→ Objective:
Go through the data and copy every line exactly, but not the images.

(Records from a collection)

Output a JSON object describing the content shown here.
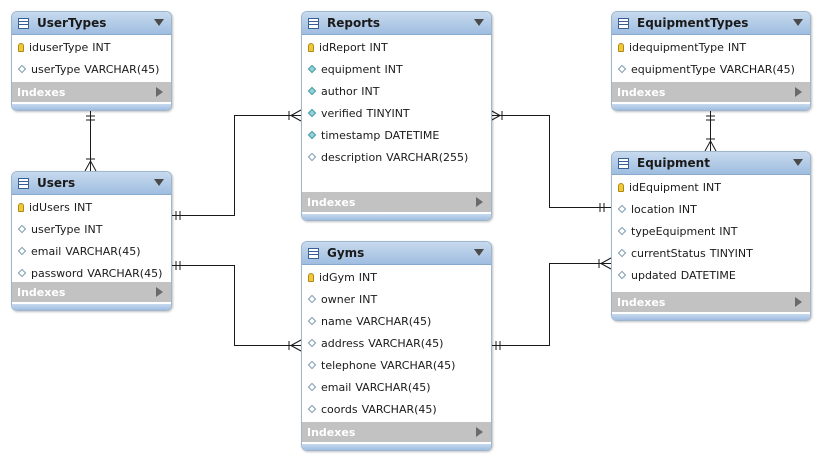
{
  "diagram": {
    "indexes_label": "Indexes",
    "tables": {
      "usertypes": {
        "name": "UserTypes",
        "columns": [
          {
            "name": "iduserType",
            "type": "INT",
            "kind": "pk"
          },
          {
            "name": "userType",
            "type": "VARCHAR(45)",
            "kind": "plain"
          }
        ]
      },
      "reports": {
        "name": "Reports",
        "columns": [
          {
            "name": "idReport",
            "type": "INT",
            "kind": "pk"
          },
          {
            "name": "equipment",
            "type": "INT",
            "kind": "fk"
          },
          {
            "name": "author",
            "type": "INT",
            "kind": "fk"
          },
          {
            "name": "verified",
            "type": "TINYINT",
            "kind": "fk"
          },
          {
            "name": "timestamp",
            "type": "DATETIME",
            "kind": "fk"
          },
          {
            "name": "description",
            "type": "VARCHAR(255)",
            "kind": "plain"
          }
        ]
      },
      "equipmenttypes": {
        "name": "EquipmentTypes",
        "columns": [
          {
            "name": "idequipmentType",
            "type": "INT",
            "kind": "pk"
          },
          {
            "name": "equipmentType",
            "type": "VARCHAR(45)",
            "kind": "plain"
          }
        ]
      },
      "users": {
        "name": "Users",
        "columns": [
          {
            "name": "idUsers",
            "type": "INT",
            "kind": "pk"
          },
          {
            "name": "userType",
            "type": "INT",
            "kind": "plain"
          },
          {
            "name": "email",
            "type": "VARCHAR(45)",
            "kind": "plain"
          },
          {
            "name": "password",
            "type": "VARCHAR(45)",
            "kind": "plain"
          }
        ]
      },
      "equipment": {
        "name": "Equipment",
        "columns": [
          {
            "name": "idEquipment",
            "type": "INT",
            "kind": "pk"
          },
          {
            "name": "location",
            "type": "INT",
            "kind": "plain"
          },
          {
            "name": "typeEquipment",
            "type": "INT",
            "kind": "plain"
          },
          {
            "name": "currentStatus",
            "type": "TINYINT",
            "kind": "plain"
          },
          {
            "name": "updated",
            "type": "DATETIME",
            "kind": "plain"
          }
        ]
      },
      "gyms": {
        "name": "Gyms",
        "columns": [
          {
            "name": "idGym",
            "type": "INT",
            "kind": "pk"
          },
          {
            "name": "owner",
            "type": "INT",
            "kind": "plain"
          },
          {
            "name": "name",
            "type": "VARCHAR(45)",
            "kind": "plain"
          },
          {
            "name": "address",
            "type": "VARCHAR(45)",
            "kind": "plain"
          },
          {
            "name": "telephone",
            "type": "VARCHAR(45)",
            "kind": "plain"
          },
          {
            "name": "email",
            "type": "VARCHAR(45)",
            "kind": "plain"
          },
          {
            "name": "coords",
            "type": "VARCHAR(45)",
            "kind": "plain"
          }
        ]
      }
    },
    "colors": {
      "header": "#9fbde0",
      "indexes_bar": "#c2c2c2",
      "connector": "#1a1a1a",
      "pk_key": "#f0c83c",
      "fk_diamond": "#8fd2d8"
    }
  }
}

→ Task response:
Output a JSON object describing the content shown here.
{
  "diagram": {
    "indexes_label": "Indexes",
    "tables": {
      "usertypes": {
        "name": "UserTypes",
        "columns": [
          {
            "name": "iduserType",
            "type": "INT",
            "kind": "pk"
          },
          {
            "name": "userType",
            "type": "VARCHAR(45)",
            "kind": "plain"
          }
        ]
      },
      "reports": {
        "name": "Reports",
        "columns": [
          {
            "name": "idReport",
            "type": "INT",
            "kind": "pk"
          },
          {
            "name": "equipment",
            "type": "INT",
            "kind": "fk"
          },
          {
            "name": "author",
            "type": "INT",
            "kind": "fk"
          },
          {
            "name": "verified",
            "type": "TINYINT",
            "kind": "fk"
          },
          {
            "name": "timestamp",
            "type": "DATETIME",
            "kind": "fk"
          },
          {
            "name": "description",
            "type": "VARCHAR(255)",
            "kind": "plain"
          }
        ]
      },
      "equipmenttypes": {
        "name": "EquipmentTypes",
        "columns": [
          {
            "name": "idequipmentType",
            "type": "INT",
            "kind": "pk"
          },
          {
            "name": "equipmentType",
            "type": "VARCHAR(45)",
            "kind": "plain"
          }
        ]
      },
      "users": {
        "name": "Users",
        "columns": [
          {
            "name": "idUsers",
            "type": "INT",
            "kind": "pk"
          },
          {
            "name": "userType",
            "type": "INT",
            "kind": "plain"
          },
          {
            "name": "email",
            "type": "VARCHAR(45)",
            "kind": "plain"
          },
          {
            "name": "password",
            "type": "VARCHAR(45)",
            "kind": "plain"
          }
        ]
      },
      "equipment": {
        "name": "Equipment",
        "columns": [
          {
            "name": "idEquipment",
            "type": "INT",
            "kind": "pk"
          },
          {
            "name": "location",
            "type": "INT",
            "kind": "plain"
          },
          {
            "name": "typeEquipment",
            "type": "INT",
            "kind": "plain"
          },
          {
            "name": "currentStatus",
            "type": "TINYINT",
            "kind": "plain"
          },
          {
            "name": "updated",
            "type": "DATETIME",
            "kind": "plain"
          }
        ]
      },
      "gyms": {
        "name": "Gyms",
        "columns": [
          {
            "name": "idGym",
            "type": "INT",
            "kind": "pk"
          },
          {
            "name": "owner",
            "type": "INT",
            "kind": "plain"
          },
          {
            "name": "name",
            "type": "VARCHAR(45)",
            "kind": "plain"
          },
          {
            "name": "address",
            "type": "VARCHAR(45)",
            "kind": "plain"
          },
          {
            "name": "telephone",
            "type": "VARCHAR(45)",
            "kind": "plain"
          },
          {
            "name": "email",
            "type": "VARCHAR(45)",
            "kind": "plain"
          },
          {
            "name": "coords",
            "type": "VARCHAR(45)",
            "kind": "plain"
          }
        ]
      }
    },
    "colors": {
      "header": "#9fbde0",
      "indexes_bar": "#c2c2c2",
      "connector": "#1a1a1a",
      "pk_key": "#f0c83c",
      "fk_diamond": "#8fd2d8"
    }
  }
}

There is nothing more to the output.